Directions for this task — Give only the number of lines that hold the word "Average".

** BEGIN Record extracts **

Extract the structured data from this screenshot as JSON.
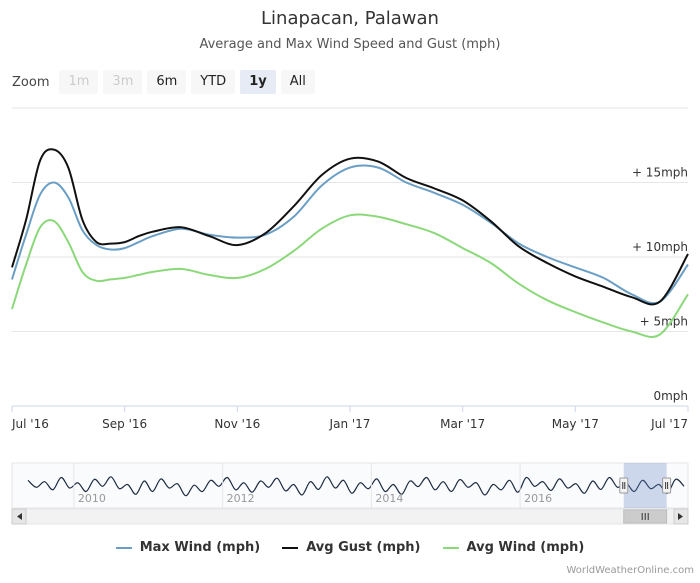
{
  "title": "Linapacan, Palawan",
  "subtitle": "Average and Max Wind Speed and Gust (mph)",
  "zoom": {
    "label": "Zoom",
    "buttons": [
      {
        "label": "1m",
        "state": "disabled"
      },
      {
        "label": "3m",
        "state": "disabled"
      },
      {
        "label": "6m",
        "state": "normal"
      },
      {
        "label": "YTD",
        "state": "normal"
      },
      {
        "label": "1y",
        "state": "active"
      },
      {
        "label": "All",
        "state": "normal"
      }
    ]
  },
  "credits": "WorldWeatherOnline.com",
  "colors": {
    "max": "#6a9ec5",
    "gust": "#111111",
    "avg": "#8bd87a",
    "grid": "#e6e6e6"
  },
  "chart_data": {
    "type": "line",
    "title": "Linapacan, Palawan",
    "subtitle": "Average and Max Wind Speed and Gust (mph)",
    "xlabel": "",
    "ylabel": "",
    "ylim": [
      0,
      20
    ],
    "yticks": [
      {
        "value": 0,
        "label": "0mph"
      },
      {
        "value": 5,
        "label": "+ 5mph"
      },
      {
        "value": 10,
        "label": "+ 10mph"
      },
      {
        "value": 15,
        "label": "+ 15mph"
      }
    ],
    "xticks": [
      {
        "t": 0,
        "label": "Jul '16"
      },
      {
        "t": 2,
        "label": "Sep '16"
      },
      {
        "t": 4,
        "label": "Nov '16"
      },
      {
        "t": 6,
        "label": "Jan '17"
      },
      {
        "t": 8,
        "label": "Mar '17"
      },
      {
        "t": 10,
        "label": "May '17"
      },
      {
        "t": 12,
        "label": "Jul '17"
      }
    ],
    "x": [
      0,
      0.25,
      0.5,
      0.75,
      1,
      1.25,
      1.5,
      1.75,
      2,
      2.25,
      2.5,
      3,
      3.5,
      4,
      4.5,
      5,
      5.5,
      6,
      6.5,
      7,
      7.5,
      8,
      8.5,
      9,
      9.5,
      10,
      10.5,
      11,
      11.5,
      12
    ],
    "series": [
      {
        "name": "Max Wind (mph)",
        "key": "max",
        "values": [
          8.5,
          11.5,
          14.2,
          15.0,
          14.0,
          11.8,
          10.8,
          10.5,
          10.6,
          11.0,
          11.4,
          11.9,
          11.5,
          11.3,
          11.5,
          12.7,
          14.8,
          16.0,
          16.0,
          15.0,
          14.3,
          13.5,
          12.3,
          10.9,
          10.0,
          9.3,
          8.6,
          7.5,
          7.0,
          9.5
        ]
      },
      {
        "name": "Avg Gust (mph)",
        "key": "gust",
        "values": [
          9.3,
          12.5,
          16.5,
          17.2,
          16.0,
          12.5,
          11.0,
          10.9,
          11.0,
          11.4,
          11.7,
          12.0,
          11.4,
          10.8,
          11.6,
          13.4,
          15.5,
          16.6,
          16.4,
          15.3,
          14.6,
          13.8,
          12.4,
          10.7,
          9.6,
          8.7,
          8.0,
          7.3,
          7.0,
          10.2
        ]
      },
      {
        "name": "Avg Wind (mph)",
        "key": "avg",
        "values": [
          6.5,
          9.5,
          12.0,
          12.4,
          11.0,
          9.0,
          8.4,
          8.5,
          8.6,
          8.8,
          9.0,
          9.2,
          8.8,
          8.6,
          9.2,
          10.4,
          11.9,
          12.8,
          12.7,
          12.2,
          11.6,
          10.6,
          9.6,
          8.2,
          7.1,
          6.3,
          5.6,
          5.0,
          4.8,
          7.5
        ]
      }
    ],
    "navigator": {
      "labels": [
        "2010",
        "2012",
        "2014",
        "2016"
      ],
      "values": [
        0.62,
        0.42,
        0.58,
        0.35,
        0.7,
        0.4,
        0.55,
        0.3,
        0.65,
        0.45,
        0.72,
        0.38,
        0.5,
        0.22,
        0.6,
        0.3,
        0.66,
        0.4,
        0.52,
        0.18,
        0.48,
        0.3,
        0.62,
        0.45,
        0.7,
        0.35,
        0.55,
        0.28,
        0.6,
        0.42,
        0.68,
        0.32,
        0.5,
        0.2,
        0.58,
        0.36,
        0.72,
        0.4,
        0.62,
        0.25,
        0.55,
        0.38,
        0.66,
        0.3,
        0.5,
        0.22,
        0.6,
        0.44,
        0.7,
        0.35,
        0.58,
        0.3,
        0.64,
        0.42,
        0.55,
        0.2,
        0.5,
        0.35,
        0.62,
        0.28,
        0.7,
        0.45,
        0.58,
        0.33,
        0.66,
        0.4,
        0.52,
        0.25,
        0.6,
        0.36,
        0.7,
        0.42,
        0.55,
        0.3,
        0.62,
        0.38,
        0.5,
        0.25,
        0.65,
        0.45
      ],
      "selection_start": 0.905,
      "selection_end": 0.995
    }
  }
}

** END Record extracts **
** BEGIN Record extracts **

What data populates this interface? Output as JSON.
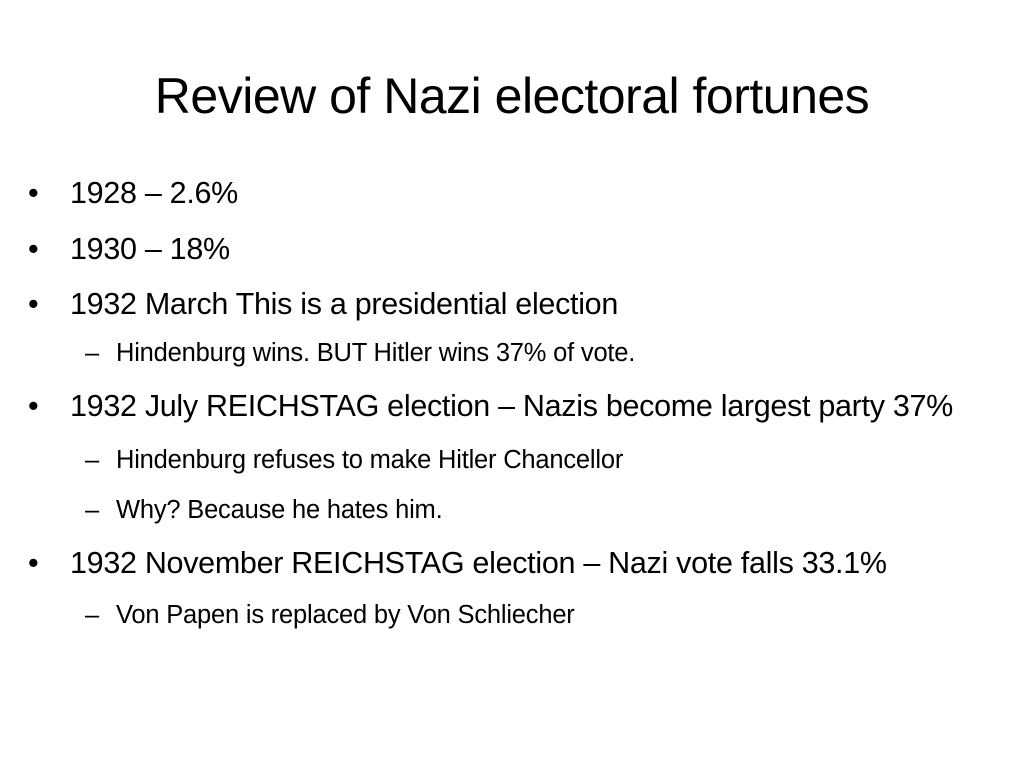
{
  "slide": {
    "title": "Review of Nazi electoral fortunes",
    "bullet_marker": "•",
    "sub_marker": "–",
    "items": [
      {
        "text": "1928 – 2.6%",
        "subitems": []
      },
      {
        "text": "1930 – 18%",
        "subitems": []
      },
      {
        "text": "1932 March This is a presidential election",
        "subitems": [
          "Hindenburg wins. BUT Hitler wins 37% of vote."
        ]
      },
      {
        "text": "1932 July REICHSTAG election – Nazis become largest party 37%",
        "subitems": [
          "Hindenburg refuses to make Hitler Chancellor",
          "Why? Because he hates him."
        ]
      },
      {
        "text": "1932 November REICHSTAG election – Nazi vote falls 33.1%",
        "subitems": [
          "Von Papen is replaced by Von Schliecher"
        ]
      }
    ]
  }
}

** END Record extracts **
** BEGIN Record extracts **

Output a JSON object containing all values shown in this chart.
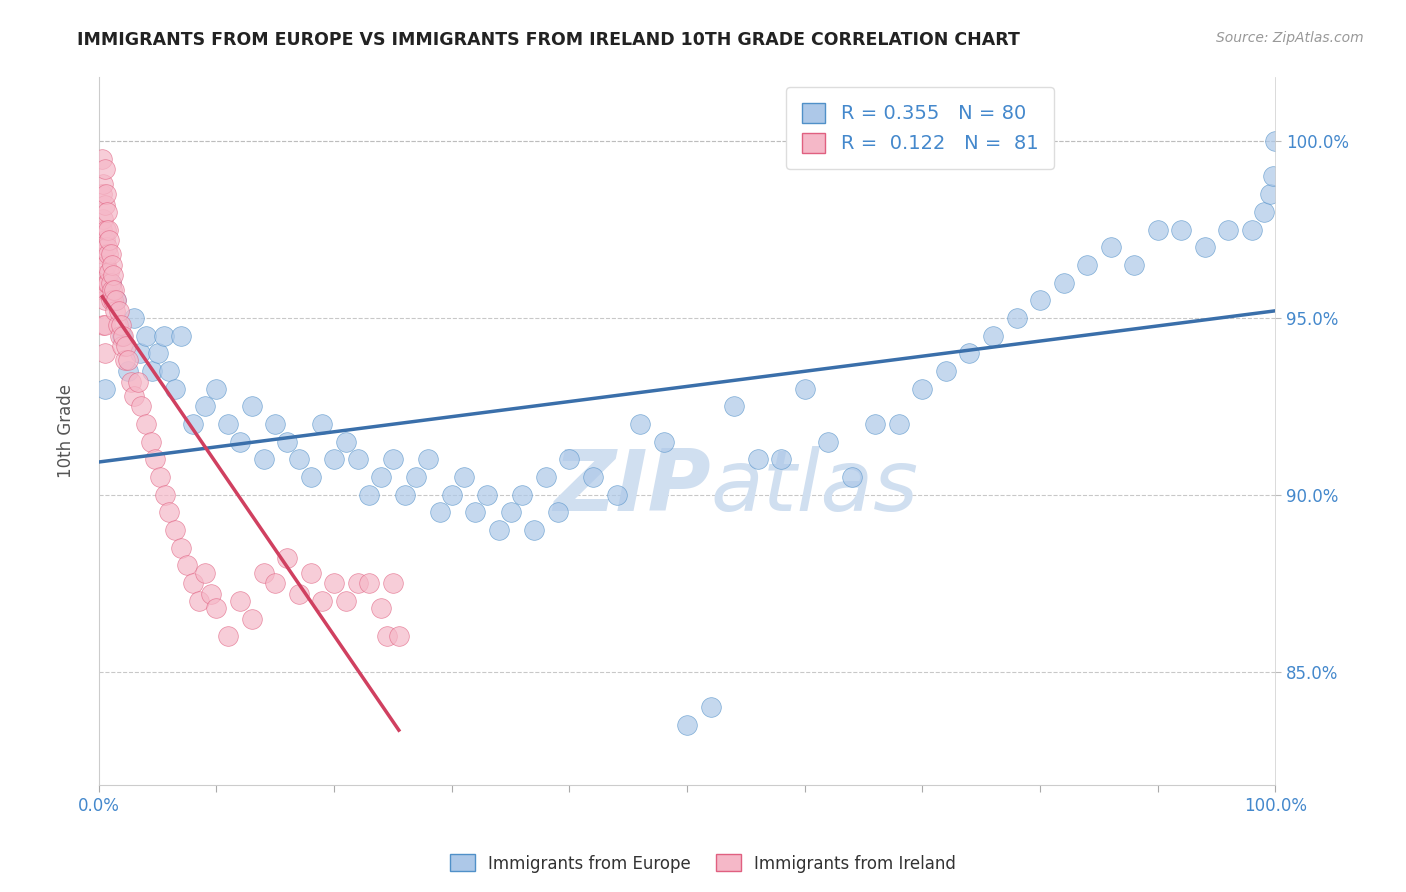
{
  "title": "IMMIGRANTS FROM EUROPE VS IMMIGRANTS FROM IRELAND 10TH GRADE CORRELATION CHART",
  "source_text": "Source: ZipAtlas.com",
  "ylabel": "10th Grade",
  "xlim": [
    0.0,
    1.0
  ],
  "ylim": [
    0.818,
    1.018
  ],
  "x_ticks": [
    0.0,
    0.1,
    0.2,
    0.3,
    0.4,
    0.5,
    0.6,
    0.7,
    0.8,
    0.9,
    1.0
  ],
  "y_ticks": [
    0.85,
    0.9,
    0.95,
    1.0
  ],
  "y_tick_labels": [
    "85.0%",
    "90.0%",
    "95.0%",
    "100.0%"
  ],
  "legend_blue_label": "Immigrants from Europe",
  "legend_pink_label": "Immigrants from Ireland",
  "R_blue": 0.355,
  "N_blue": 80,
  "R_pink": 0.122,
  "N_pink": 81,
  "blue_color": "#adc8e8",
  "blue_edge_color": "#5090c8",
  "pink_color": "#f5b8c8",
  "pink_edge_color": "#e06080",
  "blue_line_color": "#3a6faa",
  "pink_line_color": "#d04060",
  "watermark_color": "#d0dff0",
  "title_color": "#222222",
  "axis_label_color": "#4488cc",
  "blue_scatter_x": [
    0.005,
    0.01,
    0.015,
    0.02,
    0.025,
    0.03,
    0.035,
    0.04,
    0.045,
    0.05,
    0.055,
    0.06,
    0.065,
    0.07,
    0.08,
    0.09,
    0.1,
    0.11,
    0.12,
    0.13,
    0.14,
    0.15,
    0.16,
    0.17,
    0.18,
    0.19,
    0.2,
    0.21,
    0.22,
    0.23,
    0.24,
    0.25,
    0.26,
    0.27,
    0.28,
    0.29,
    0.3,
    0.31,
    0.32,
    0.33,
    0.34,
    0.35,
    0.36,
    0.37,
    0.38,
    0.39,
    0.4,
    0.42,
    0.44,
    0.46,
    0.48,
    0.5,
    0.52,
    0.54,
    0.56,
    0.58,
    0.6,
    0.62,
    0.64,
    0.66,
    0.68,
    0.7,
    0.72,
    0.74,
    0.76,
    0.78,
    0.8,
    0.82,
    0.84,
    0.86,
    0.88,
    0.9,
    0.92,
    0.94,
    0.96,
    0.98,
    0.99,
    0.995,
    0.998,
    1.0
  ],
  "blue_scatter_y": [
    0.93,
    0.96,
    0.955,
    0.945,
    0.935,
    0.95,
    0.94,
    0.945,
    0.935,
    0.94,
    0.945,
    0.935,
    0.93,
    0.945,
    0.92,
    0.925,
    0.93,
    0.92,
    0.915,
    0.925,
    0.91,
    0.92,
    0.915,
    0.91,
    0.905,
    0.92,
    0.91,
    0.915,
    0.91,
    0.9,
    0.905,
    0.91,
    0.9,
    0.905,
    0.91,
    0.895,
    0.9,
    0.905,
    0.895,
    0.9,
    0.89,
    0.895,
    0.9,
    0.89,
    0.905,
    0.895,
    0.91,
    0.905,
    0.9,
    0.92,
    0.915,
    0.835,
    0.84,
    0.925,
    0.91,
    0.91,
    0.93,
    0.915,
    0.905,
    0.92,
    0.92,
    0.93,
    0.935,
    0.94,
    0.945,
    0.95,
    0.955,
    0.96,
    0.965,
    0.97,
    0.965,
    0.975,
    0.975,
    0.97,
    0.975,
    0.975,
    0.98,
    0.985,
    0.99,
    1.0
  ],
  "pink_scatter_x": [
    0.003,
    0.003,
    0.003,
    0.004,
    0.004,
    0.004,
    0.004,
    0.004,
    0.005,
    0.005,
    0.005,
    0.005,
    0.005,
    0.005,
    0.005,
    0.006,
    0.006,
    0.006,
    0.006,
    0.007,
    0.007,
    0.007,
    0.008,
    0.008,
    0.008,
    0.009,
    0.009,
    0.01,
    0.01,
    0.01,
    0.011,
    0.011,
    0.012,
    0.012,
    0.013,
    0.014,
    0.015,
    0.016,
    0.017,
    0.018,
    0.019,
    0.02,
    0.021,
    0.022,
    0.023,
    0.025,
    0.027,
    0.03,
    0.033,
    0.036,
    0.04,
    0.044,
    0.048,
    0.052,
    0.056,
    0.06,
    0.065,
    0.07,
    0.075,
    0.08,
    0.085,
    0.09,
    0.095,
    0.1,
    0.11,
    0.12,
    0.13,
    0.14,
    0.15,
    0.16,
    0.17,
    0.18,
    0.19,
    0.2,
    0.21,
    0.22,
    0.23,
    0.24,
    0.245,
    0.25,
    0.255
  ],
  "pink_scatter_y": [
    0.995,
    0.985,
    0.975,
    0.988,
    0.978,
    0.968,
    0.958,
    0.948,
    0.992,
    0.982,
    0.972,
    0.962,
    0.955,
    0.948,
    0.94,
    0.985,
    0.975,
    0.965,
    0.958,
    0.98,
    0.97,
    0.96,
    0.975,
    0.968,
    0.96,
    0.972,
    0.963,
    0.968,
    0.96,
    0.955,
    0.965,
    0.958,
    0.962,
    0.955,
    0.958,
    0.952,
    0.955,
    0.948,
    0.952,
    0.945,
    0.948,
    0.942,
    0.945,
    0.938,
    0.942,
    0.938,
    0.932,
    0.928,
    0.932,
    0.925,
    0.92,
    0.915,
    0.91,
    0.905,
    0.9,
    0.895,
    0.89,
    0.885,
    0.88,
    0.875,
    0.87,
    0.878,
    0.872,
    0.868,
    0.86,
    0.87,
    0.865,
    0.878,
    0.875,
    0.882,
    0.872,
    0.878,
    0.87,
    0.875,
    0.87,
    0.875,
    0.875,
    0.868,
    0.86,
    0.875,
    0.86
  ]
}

** END Record extracts **

Response to this task — 2